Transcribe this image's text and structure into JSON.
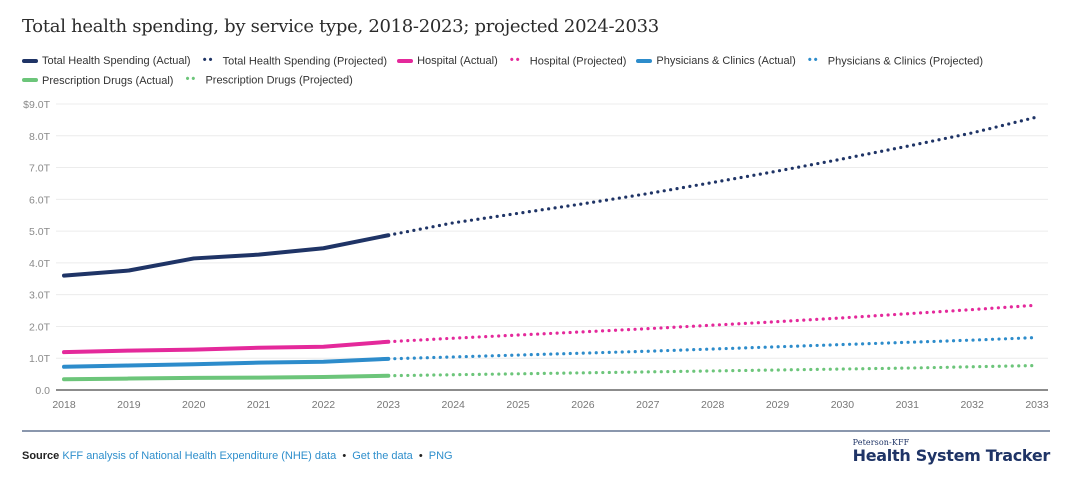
{
  "title": "Total health spending, by service type, 2018-2023; projected 2024-2033",
  "legend": [
    {
      "label": "Total Health Spending (Actual)",
      "series": "total",
      "style": "solid"
    },
    {
      "label": "Total Health Spending (Projected)",
      "series": "total",
      "style": "dotted"
    },
    {
      "label": "Hospital (Actual)",
      "series": "hospital",
      "style": "solid"
    },
    {
      "label": "Hospital (Projected)",
      "series": "hospital",
      "style": "dotted"
    },
    {
      "label": "Physicians & Clinics (Actual)",
      "series": "physicians",
      "style": "solid"
    },
    {
      "label": "Physicians & Clinics (Projected)",
      "series": "physicians",
      "style": "dotted"
    },
    {
      "label": "Prescription Drugs (Actual)",
      "series": "drugs",
      "style": "solid"
    },
    {
      "label": "Prescription Drugs (Projected)",
      "series": "drugs",
      "style": "dotted"
    }
  ],
  "colors": {
    "total": "#1f3466",
    "hospital": "#e4299b",
    "physicians": "#2d8ccb",
    "drugs": "#6cc57a",
    "grid": "#ececec",
    "axis": "#8c8c8c",
    "tick_text": "#8a8a8a"
  },
  "chart_data": {
    "type": "line",
    "title": "Total health spending, by service type, 2018-2023; projected 2024-2033",
    "xlabel": "",
    "ylabel": "",
    "x": [
      2018,
      2019,
      2020,
      2021,
      2022,
      2023,
      2024,
      2025,
      2026,
      2027,
      2028,
      2029,
      2030,
      2031,
      2032,
      2033
    ],
    "actual_through": 2023,
    "ylim": [
      0,
      9
    ],
    "yticks": [
      0,
      1,
      2,
      3,
      4,
      5,
      6,
      7,
      8,
      9
    ],
    "ytick_labels": [
      "0.0",
      "1.0T",
      "2.0T",
      "3.0T",
      "4.0T",
      "5.0T",
      "6.0T",
      "7.0T",
      "8.0T",
      "$9.0T"
    ],
    "xtick_labels": [
      "2018",
      "2019",
      "2020",
      "2021",
      "2022",
      "2023",
      "2024",
      "2025",
      "2026",
      "2027",
      "2028",
      "2029",
      "2030",
      "2031",
      "2032",
      "2033"
    ],
    "grid": true,
    "legend_position": "top-left",
    "units": "trillions USD",
    "series": [
      {
        "key": "total",
        "name": "Total Health Spending",
        "values": [
          3.6,
          3.76,
          4.14,
          4.26,
          4.46,
          4.87,
          5.26,
          5.56,
          5.86,
          6.18,
          6.53,
          6.89,
          7.27,
          7.67,
          8.09,
          8.59
        ]
      },
      {
        "key": "hospital",
        "name": "Hospital",
        "values": [
          1.19,
          1.24,
          1.27,
          1.33,
          1.36,
          1.52,
          1.63,
          1.73,
          1.83,
          1.93,
          2.04,
          2.15,
          2.27,
          2.4,
          2.53,
          2.67
        ]
      },
      {
        "key": "physicians",
        "name": "Physicians & Clinics",
        "values": [
          0.73,
          0.77,
          0.81,
          0.86,
          0.89,
          0.98,
          1.04,
          1.1,
          1.16,
          1.22,
          1.29,
          1.36,
          1.43,
          1.5,
          1.57,
          1.65
        ]
      },
      {
        "key": "drugs",
        "name": "Prescription Drugs",
        "values": [
          0.34,
          0.36,
          0.38,
          0.39,
          0.41,
          0.45,
          0.48,
          0.51,
          0.54,
          0.57,
          0.6,
          0.63,
          0.66,
          0.69,
          0.73,
          0.77
        ]
      }
    ]
  },
  "footer": {
    "source_label": "Source",
    "source_link": "KFF analysis of National Health Expenditure (NHE) data",
    "sep": "•",
    "get_data": "Get the data",
    "png": "PNG"
  },
  "logo": {
    "small": "Peterson-KFF",
    "big": "Health System Tracker"
  }
}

▶ [Problem to solve]: Gather each line from the listing above that holds "title".

▶ [Correct result]:
  "title": "Total health spending, by service type, 2018-2023; projected 2024-2033",
    "title": "Total health spending, by service type, 2018-2023; projected 2024-2033",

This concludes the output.